_Provided entries_
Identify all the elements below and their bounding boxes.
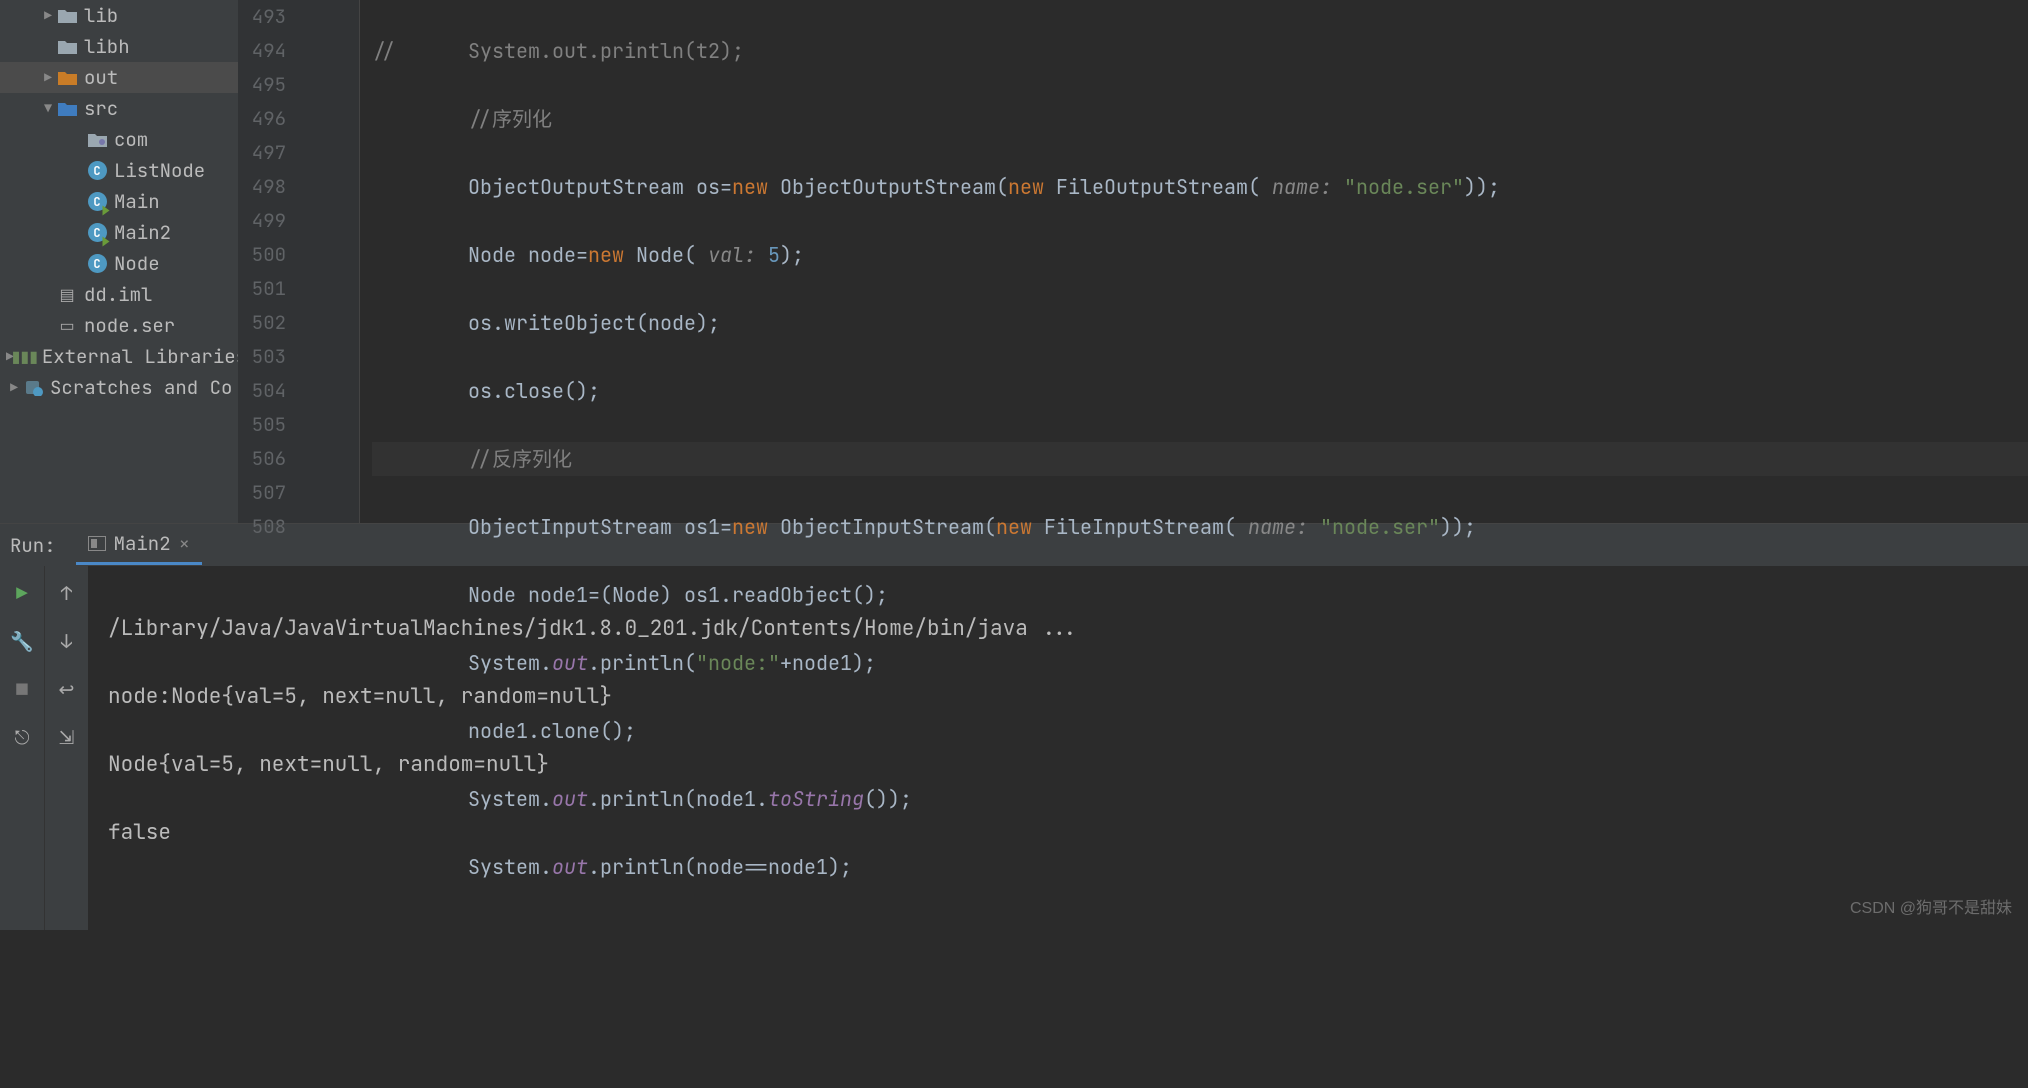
scratch-icon (22, 377, 44, 399)
tree-label: out (84, 65, 118, 90)
run-toolbar-nav: ↑ ↓ ↩ ⇲ (44, 566, 88, 930)
exit-icon[interactable]: ⎋ (9, 724, 35, 750)
folder-icon (56, 36, 78, 58)
tree-item-src[interactable]: ▼ src (0, 93, 238, 124)
tree-item-listnode[interactable]: C ListNode (0, 155, 238, 186)
line-gutter: 4934944954964974984995005015025035045055… (238, 0, 304, 523)
tree-label: node.ser (84, 313, 175, 338)
class-icon: C (86, 191, 108, 213)
code-editor[interactable]: 4934944954964974984995005015025035045055… (238, 0, 2028, 523)
tree-item-out[interactable]: ▶ out (0, 62, 238, 93)
tree-item-dd-iml[interactable]: ▤ dd.iml (0, 279, 238, 310)
run-title: Run: (10, 533, 56, 558)
wrench-icon[interactable]: 🔧 (9, 628, 35, 654)
tree-label: Node (114, 251, 160, 276)
folder-icon (56, 5, 78, 27)
soft-wrap-icon[interactable]: ↩ (54, 676, 80, 702)
up-icon[interactable]: ↑ (54, 580, 80, 606)
tree-item-scratches[interactable]: ▶ Scratches and Co (0, 372, 238, 403)
class-icon: C (86, 222, 108, 244)
chevron-down-icon: ▼ (40, 100, 56, 117)
tree-label: libh (84, 34, 130, 59)
project-tree: ▶ lib libh ▶ out ▼ src com C ListNode C (0, 0, 238, 523)
run-config-icon (88, 536, 106, 551)
tree-item-main2[interactable]: C Main2 (0, 217, 238, 248)
code-content[interactable]: // System.out.println(t2); //序列化 ObjectO… (360, 0, 2028, 523)
tree-item-main[interactable]: C Main (0, 186, 238, 217)
chevron-right-icon: ▶ (40, 69, 56, 86)
fold-column (304, 0, 360, 523)
watermark: CSDN @狗哥不是甜妹 (1850, 894, 2012, 918)
package-icon (86, 129, 108, 151)
close-icon[interactable]: × (179, 531, 190, 556)
run-tab[interactable]: Main2 × (76, 525, 202, 565)
tree-item-node[interactable]: C Node (0, 248, 238, 279)
chevron-right-icon: ▶ (40, 7, 56, 24)
chevron-right-icon: ▶ (6, 379, 22, 396)
down-icon[interactable]: ↓ (54, 628, 80, 654)
tree-item-libh[interactable]: libh (0, 31, 238, 62)
tree-label: External Libraries (42, 344, 238, 369)
tree-label: ListNode (114, 158, 205, 183)
run-toolbar-left: ▶ 🔧 ■ ⎋ (0, 566, 44, 930)
tree-item-external-libs[interactable]: ▶ ▮▮▮ External Libraries (0, 341, 238, 372)
tree-label: Main (114, 189, 160, 214)
rerun-icon[interactable]: ▶ (9, 580, 35, 606)
library-icon: ▮▮▮ (14, 346, 36, 368)
tree-item-com[interactable]: com (0, 124, 238, 155)
tree-item-node-ser[interactable]: ▭ node.ser (0, 310, 238, 341)
run-tab-label: Main2 (114, 531, 171, 556)
tree-item-lib[interactable]: ▶ lib (0, 0, 238, 31)
folder-icon (56, 67, 78, 89)
stop-icon[interactable]: ■ (9, 676, 35, 702)
file-icon: ▤ (56, 284, 78, 306)
tree-label: Scratches and Co (50, 375, 232, 400)
file-icon: ▭ (56, 315, 78, 337)
tree-label: Main2 (114, 220, 171, 245)
class-icon: C (86, 253, 108, 275)
class-icon: C (86, 160, 108, 182)
tree-label: src (84, 96, 118, 121)
tree-label: lib (84, 3, 118, 28)
scroll-icon[interactable]: ⇲ (54, 724, 80, 750)
tree-label: dd.iml (84, 282, 152, 307)
folder-icon (56, 98, 78, 120)
tree-label: com (114, 127, 148, 152)
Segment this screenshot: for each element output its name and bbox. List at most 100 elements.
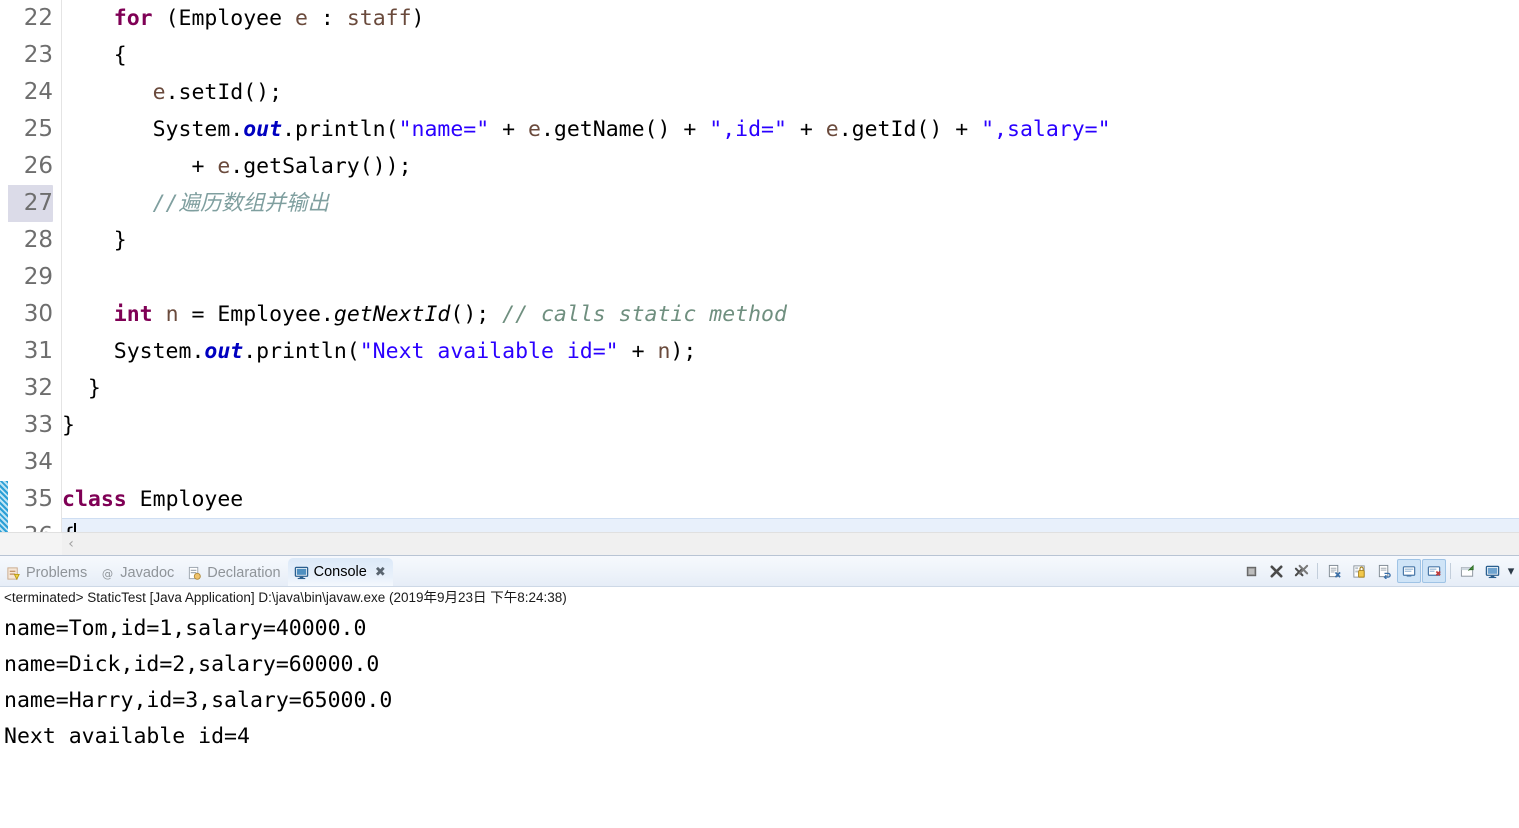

_What needs to be done_
Reproduce the records in full, substituting "tree-caption" for every occurrence of "tree-label" and leaving all other text unchanged. Omit the pictures.

_Written reply_
Identify all the elements below and their bounding boxes.
scratch-icon (22, 377, 44, 399)
tree-caption: out (84, 65, 118, 90)
run-toolbar-nav: ↑ ↓ ↩ ⇲ (44, 566, 88, 930)
exit-icon[interactable]: ⎋ (9, 724, 35, 750)
folder-icon (56, 36, 78, 58)
tree-item-src[interactable]: ▼ src (0, 93, 238, 124)
tree-item-listnode[interactable]: C ListNode (0, 155, 238, 186)
line-gutter: 4934944954964974984995005015025035045055… (238, 0, 304, 523)
tree-caption: node.ser (84, 313, 175, 338)
class-icon: C (86, 191, 108, 213)
code-editor[interactable]: 4934944954964974984995005015025035045055… (238, 0, 2028, 523)
tree-item-out[interactable]: ▶ out (0, 62, 238, 93)
tree-item-dd-iml[interactable]: ▤ dd.iml (0, 279, 238, 310)
run-title: Run: (10, 533, 56, 558)
wrench-icon[interactable]: 🔧 (9, 628, 35, 654)
tree-caption: Node (114, 251, 160, 276)
folder-icon (56, 5, 78, 27)
soft-wrap-icon[interactable]: ↩ (54, 676, 80, 702)
up-icon[interactable]: ↑ (54, 580, 80, 606)
tree-item-scratches[interactable]: ▶ Scratches and Co (0, 372, 238, 403)
class-icon: C (86, 222, 108, 244)
chevron-down-icon: ▼ (40, 100, 56, 117)
tree-caption: libh (84, 34, 130, 59)
project-tree: ▶ lib libh ▶ out ▼ src com C ListNode C (0, 0, 238, 523)
run-config-icon (88, 536, 106, 551)
tree-item-main2[interactable]: C Main2 (0, 217, 238, 248)
code-content[interactable]: // System.out.println(t2); //序列化 ObjectO… (360, 0, 2028, 523)
tree-item-main[interactable]: C Main (0, 186, 238, 217)
chevron-right-icon: ▶ (40, 69, 56, 86)
fold-column (304, 0, 360, 523)
watermark: CSDN @狗哥不是甜妹 (1850, 894, 2012, 918)
package-icon (86, 129, 108, 151)
close-icon[interactable]: × (179, 531, 190, 556)
run-tab[interactable]: Main2 × (76, 525, 202, 565)
tree-item-node[interactable]: C Node (0, 248, 238, 279)
chevron-right-icon: ▶ (40, 7, 56, 24)
chevron-right-icon: ▶ (6, 379, 22, 396)
down-icon[interactable]: ↓ (54, 628, 80, 654)
tree-item-libh[interactable]: libh (0, 31, 238, 62)
tree-caption: External Libraries (42, 344, 238, 369)
tree-caption: ListNode (114, 158, 205, 183)
run-toolbar-left: ▶ 🔧 ■ ⎋ (0, 566, 44, 930)
tree-item-external-libs[interactable]: ▶ ▮▮▮ External Libraries (0, 341, 238, 372)
tree-caption: Main (114, 189, 160, 214)
rerun-icon[interactable]: ▶ (9, 580, 35, 606)
library-icon: ▮▮▮ (14, 346, 36, 368)
tree-item-com[interactable]: com (0, 124, 238, 155)
tree-item-node-ser[interactable]: ▭ node.ser (0, 310, 238, 341)
run-tab-label: Main2 (114, 531, 171, 556)
tree-item-lib[interactable]: ▶ lib (0, 0, 238, 31)
folder-icon (56, 67, 78, 89)
stop-icon[interactable]: ■ (9, 676, 35, 702)
file-icon: ▤ (56, 284, 78, 306)
tree-caption: Scratches and Co (50, 375, 232, 400)
file-icon: ▭ (56, 315, 78, 337)
tree-caption: Main2 (114, 220, 171, 245)
class-icon: C (86, 253, 108, 275)
class-icon: C (86, 160, 108, 182)
tree-caption: src (84, 96, 118, 121)
tree-caption: lib (84, 3, 118, 28)
scroll-icon[interactable]: ⇲ (54, 724, 80, 750)
tree-caption: dd.iml (84, 282, 152, 307)
folder-icon (56, 98, 78, 120)
tree-caption: com (114, 127, 148, 152)
Segment this screenshot: for each element output its name and bbox. List at most 100 elements.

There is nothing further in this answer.